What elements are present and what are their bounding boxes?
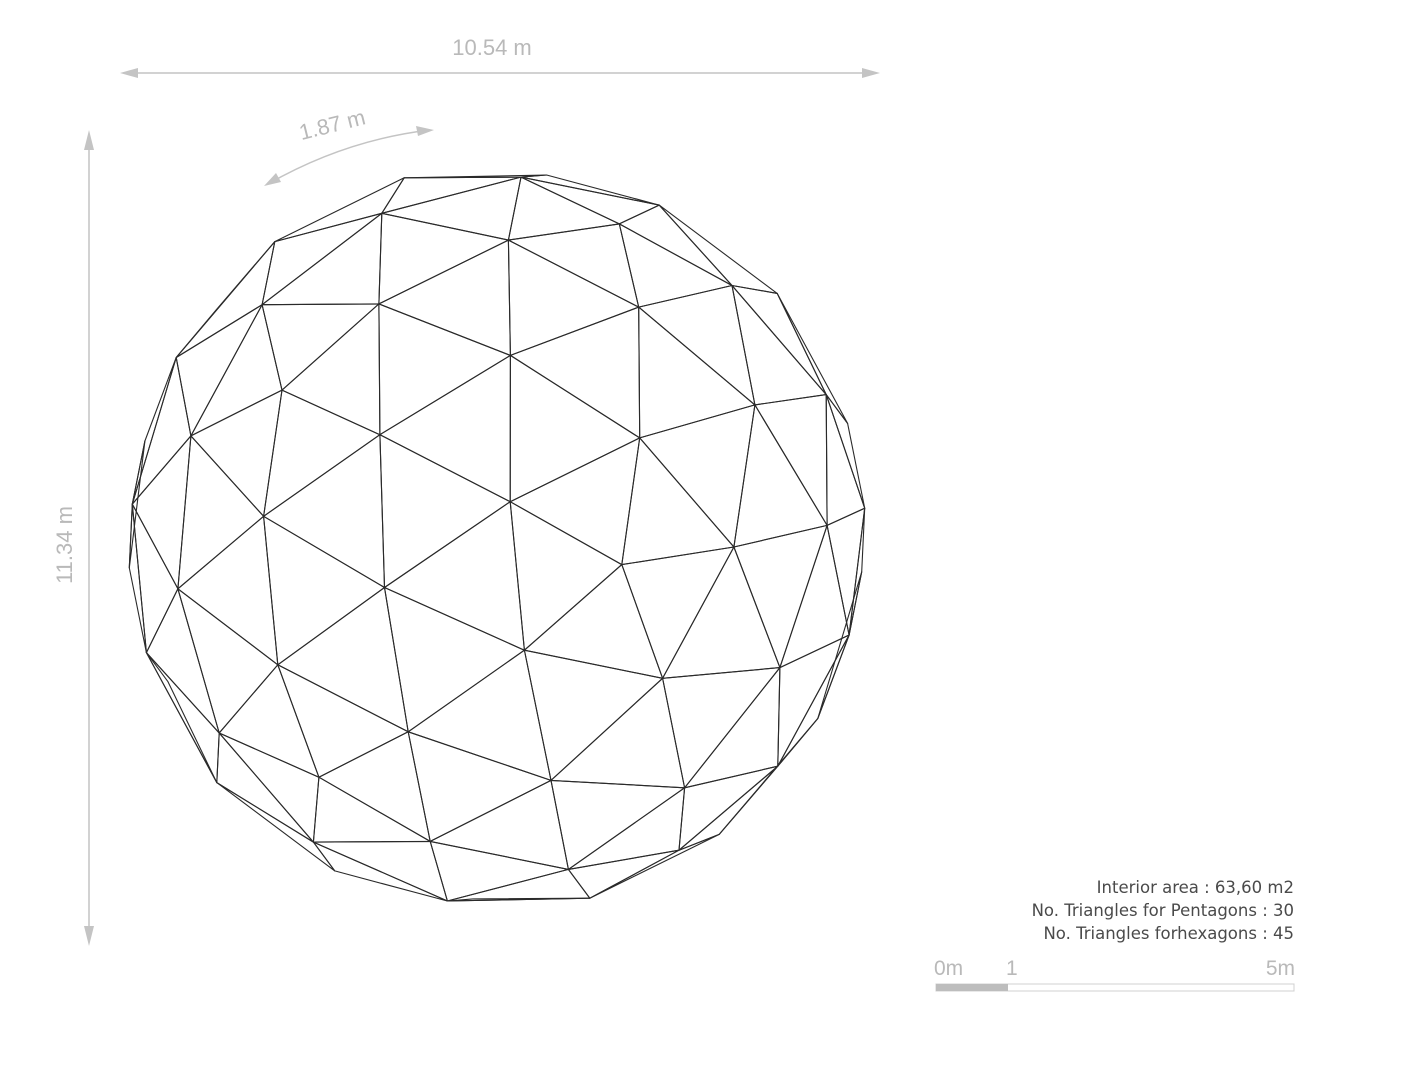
dome-triangle xyxy=(733,524,828,669)
dome-triangle xyxy=(779,524,850,669)
dome-triangle xyxy=(550,677,686,789)
dome-triangle xyxy=(190,389,283,517)
dome-triangle xyxy=(848,507,866,636)
dome-triangle xyxy=(509,501,623,651)
dome-triangle xyxy=(277,586,409,733)
dome-triangle xyxy=(312,841,448,902)
dome-triangle xyxy=(379,434,511,589)
dome-triangle xyxy=(378,212,509,305)
info-block: Interior area : 63,60 m2 No. Triangles f… xyxy=(1032,876,1294,945)
dome-triangle xyxy=(263,434,386,589)
dome-triangle xyxy=(383,586,525,733)
dome-triangle xyxy=(175,241,276,359)
dome-triangle xyxy=(754,394,828,526)
dome-triangle xyxy=(658,204,778,294)
dome-triangle xyxy=(446,897,591,902)
dome-triangle xyxy=(429,779,569,870)
dome-triangle xyxy=(378,303,511,436)
dome-triangle xyxy=(281,303,381,436)
dome-triangle xyxy=(145,652,218,784)
dome-triangle xyxy=(177,435,265,590)
dome-triangle xyxy=(218,732,320,843)
dome-triangle xyxy=(618,223,733,308)
dome-triangle xyxy=(509,306,641,439)
dome-structure xyxy=(128,174,866,902)
scale-label-start: 0m xyxy=(934,957,963,980)
dome-triangle xyxy=(261,303,380,391)
dome-triangle xyxy=(826,507,866,636)
dome-triangle xyxy=(407,731,552,842)
dome-triangle xyxy=(507,239,640,356)
dome-triangle xyxy=(177,588,279,734)
dome-triangle xyxy=(638,284,756,406)
dome-triangle xyxy=(216,732,314,843)
dome-triangle xyxy=(825,394,866,526)
hexagon-triangles-text: No. Triangles forhexagons : 45 xyxy=(1043,924,1294,943)
dome-triangle xyxy=(263,515,386,666)
dome-triangle xyxy=(261,212,383,306)
width-dimension: 10.54 m xyxy=(120,35,880,78)
dome-triangle xyxy=(589,833,720,899)
dome-triangle xyxy=(731,284,827,406)
dome-triangle xyxy=(509,437,641,566)
dome-triangle xyxy=(621,546,735,679)
dome-triangle xyxy=(381,176,522,241)
dome-triangle xyxy=(263,389,381,517)
dome-triangle xyxy=(216,782,336,872)
dome-triangle xyxy=(128,440,146,569)
dome-triangle xyxy=(429,840,569,902)
scale-label-mid: 1 xyxy=(1006,957,1018,980)
edge-dimension: 1.87 m xyxy=(264,104,434,186)
dome-triangle xyxy=(733,404,828,548)
dome-triangle xyxy=(523,649,664,781)
pentagon-triangles-text: No. Triangles for Pentagons : 30 xyxy=(1031,901,1294,920)
height-dimension: 11.34 m xyxy=(52,130,94,946)
dome-triangle xyxy=(550,779,686,870)
dome-triangle xyxy=(274,177,405,243)
dome-triangle xyxy=(218,664,320,778)
dome-triangle xyxy=(817,571,863,720)
dome-triangle xyxy=(776,292,849,424)
dome-triangle xyxy=(662,546,781,679)
dome-triangle xyxy=(520,176,660,225)
dome-triangle xyxy=(639,404,756,548)
interior-area-text: Interior area : 63,60 m2 xyxy=(1096,878,1294,897)
dome-triangle xyxy=(131,356,177,505)
dome-triangle xyxy=(175,304,263,437)
dome-triangle xyxy=(277,664,409,778)
dome-triangle xyxy=(507,223,640,308)
dome-triangle xyxy=(777,634,850,767)
scale-bar: 0m 1 5m xyxy=(934,957,1295,992)
edge-label: 1.87 m xyxy=(297,104,368,145)
dome-triangle xyxy=(312,776,431,843)
scale-bar-fill xyxy=(936,984,1008,991)
dome-triangle xyxy=(131,356,192,505)
dome-triangle xyxy=(379,354,511,503)
dome-triangle xyxy=(621,437,735,566)
height-label: 11.34 m xyxy=(52,506,77,584)
dome-triangle xyxy=(507,176,620,241)
dome-triangle xyxy=(446,868,591,902)
dome-triangle xyxy=(678,765,779,851)
dome-triangle xyxy=(407,649,552,781)
dome-triangle xyxy=(383,501,525,651)
scale-label-end: 5m xyxy=(1266,957,1295,980)
width-label: 10.54 m xyxy=(452,35,532,60)
dome-triangle xyxy=(509,354,641,503)
dome-triangle xyxy=(378,239,511,356)
dome-triangle xyxy=(638,306,756,439)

Exercise requirements - Transcribe the lines above without any change, starting with the line that contains "dome-triangle xyxy=(733,524,828,669)" and going on through the line that contains "dome-triangle xyxy=(754,394,828,526)".

Exercise solution -
dome-triangle xyxy=(733,524,828,669)
dome-triangle xyxy=(779,524,850,669)
dome-triangle xyxy=(550,677,686,789)
dome-triangle xyxy=(190,389,283,517)
dome-triangle xyxy=(848,507,866,636)
dome-triangle xyxy=(509,501,623,651)
dome-triangle xyxy=(277,586,409,733)
dome-triangle xyxy=(312,841,448,902)
dome-triangle xyxy=(379,434,511,589)
dome-triangle xyxy=(378,212,509,305)
info-block: Interior area : 63,60 m2 No. Triangles f… xyxy=(1032,876,1294,945)
dome-triangle xyxy=(263,434,386,589)
dome-triangle xyxy=(383,586,525,733)
dome-triangle xyxy=(175,241,276,359)
dome-triangle xyxy=(754,394,828,526)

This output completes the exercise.